Task:
Under this task are some entries; return every one of them exactly.

═══ Data for this task

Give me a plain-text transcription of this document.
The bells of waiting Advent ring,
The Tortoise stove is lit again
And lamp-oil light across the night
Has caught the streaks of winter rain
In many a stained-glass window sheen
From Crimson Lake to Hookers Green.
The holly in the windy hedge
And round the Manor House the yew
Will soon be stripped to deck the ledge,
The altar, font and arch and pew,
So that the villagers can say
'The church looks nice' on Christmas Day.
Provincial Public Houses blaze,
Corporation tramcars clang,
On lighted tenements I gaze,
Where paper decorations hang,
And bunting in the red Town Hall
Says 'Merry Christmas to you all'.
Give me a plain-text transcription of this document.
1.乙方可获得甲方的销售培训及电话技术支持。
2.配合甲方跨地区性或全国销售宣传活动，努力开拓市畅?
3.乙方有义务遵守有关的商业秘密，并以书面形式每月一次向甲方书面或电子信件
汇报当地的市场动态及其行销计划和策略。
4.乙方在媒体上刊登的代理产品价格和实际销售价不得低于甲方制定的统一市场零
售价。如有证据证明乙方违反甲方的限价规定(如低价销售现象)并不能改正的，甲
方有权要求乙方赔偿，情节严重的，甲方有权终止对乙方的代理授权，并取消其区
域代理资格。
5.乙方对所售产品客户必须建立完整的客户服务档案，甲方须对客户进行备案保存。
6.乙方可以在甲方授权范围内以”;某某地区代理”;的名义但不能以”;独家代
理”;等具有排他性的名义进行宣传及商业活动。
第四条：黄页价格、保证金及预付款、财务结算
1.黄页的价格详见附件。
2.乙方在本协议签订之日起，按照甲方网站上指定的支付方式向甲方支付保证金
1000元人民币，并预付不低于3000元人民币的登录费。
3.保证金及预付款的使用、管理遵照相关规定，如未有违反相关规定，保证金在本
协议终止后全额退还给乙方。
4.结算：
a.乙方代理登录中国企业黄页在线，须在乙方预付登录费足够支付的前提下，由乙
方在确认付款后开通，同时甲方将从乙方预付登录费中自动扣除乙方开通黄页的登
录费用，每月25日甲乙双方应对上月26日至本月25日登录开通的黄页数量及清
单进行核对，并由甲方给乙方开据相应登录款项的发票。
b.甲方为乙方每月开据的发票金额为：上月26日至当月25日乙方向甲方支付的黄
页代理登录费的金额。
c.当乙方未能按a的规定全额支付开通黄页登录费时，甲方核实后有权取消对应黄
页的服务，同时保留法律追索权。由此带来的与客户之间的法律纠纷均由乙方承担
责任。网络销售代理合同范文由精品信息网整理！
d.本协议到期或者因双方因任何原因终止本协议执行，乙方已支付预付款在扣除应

══════

Answer to the problem:
Give me a plain-text transcription of this document.
The bells of waiting Advent ring,
The Tortoise stove is lit again
And lamp-oil light across the night
Has caught the streaks of winter rain
In many a stained-glass window sheen
From Crimson Lake to Hookers Green.
The holly in the windy hedge
And round the Manor House the yew
Will soon be stripped to deck the ledge,
The altar, font and arch and pew,
So that the villagers can say
'The church looks nice' on Christmas Day.
Provincial Public Houses blaze,
Corporation tramcars clang,
On lighted tenements I gaze,
Where paper decorations hang,
And bunting in the red Town Hall
Says 'Merry Christmas to you all'.
Give me a plain-text transcription of this document.
1.乙方可获得甲方的销售培训及电话技术支持。
2.配合甲方跨地区性或全国销售宣传活动，努力开拓市畅?
3.乙方有义务遵守有关的商业秘密，并以书面形式每月一次向甲方书面或电子信件
汇报当地的市场动态及其行销计划和策略。
4.乙方在媒体上刊登的代理产品价格和实际销售价不得低于甲方制定的统一市场零
售价。如有证据证明乙方违反甲方的限价规定(如低价销售现象)并不能改正的，甲
方有权要求乙方赔偿，情节严重的，甲方有权终止对乙方的代理授权，并取消其区
域代理资格。
5.乙方对所售产品客户必须建立完整的客户服务档案，甲方须对客户进行备案保存。
6.乙方可以在甲方授权范围内以”;某某地区代理”;的名义但不能以”;独家代
理”;等具有排他性的名义进行宣传及商业活动。
第四条：黄页价格、保证金及预付款、财务结算
1.黄页的价格详见附件。
2.乙方在本协议签订之日起，按照甲方网站上指定的支付方式向甲方支付保证金
1000元人民币，并预付不低于3000元人民币的登录费。
3.保证金及预付款的使用、管理遵照相关规定，如未有违反相关规定，保证金在本
协议终止后全额退还给乙方。
4.结算：
a.乙方代理登录中国企业黄页在线，须在乙方预付登录费足够支付的前提下，由乙
方在确认付款后开通，同时甲方将从乙方预付登录费中自动扣除乙方开通黄页的登
录费用，每月25日甲乙双方应对上月26日至本月25日登录开通的黄页数量及清
单进行核对，并由甲方给乙方开据相应登录款项的发票。
b.甲方为乙方每月开据的发票金额为：上月26日至当月25日乙方向甲方支付的黄
页代理登录费的金额。
c.当乙方未能按a的规定全额支付开通黄页登录费时，甲方核实后有权取消对应黄
页的服务，同时保留法律追索权。由此带来的与客户之间的法律纠纷均由乙方承担
责任。网络销售代理合同范文由精品信息网整理！
d.本协议到期或者因双方因任何原因终止本协议执行，乙方已支付预付款在扣除应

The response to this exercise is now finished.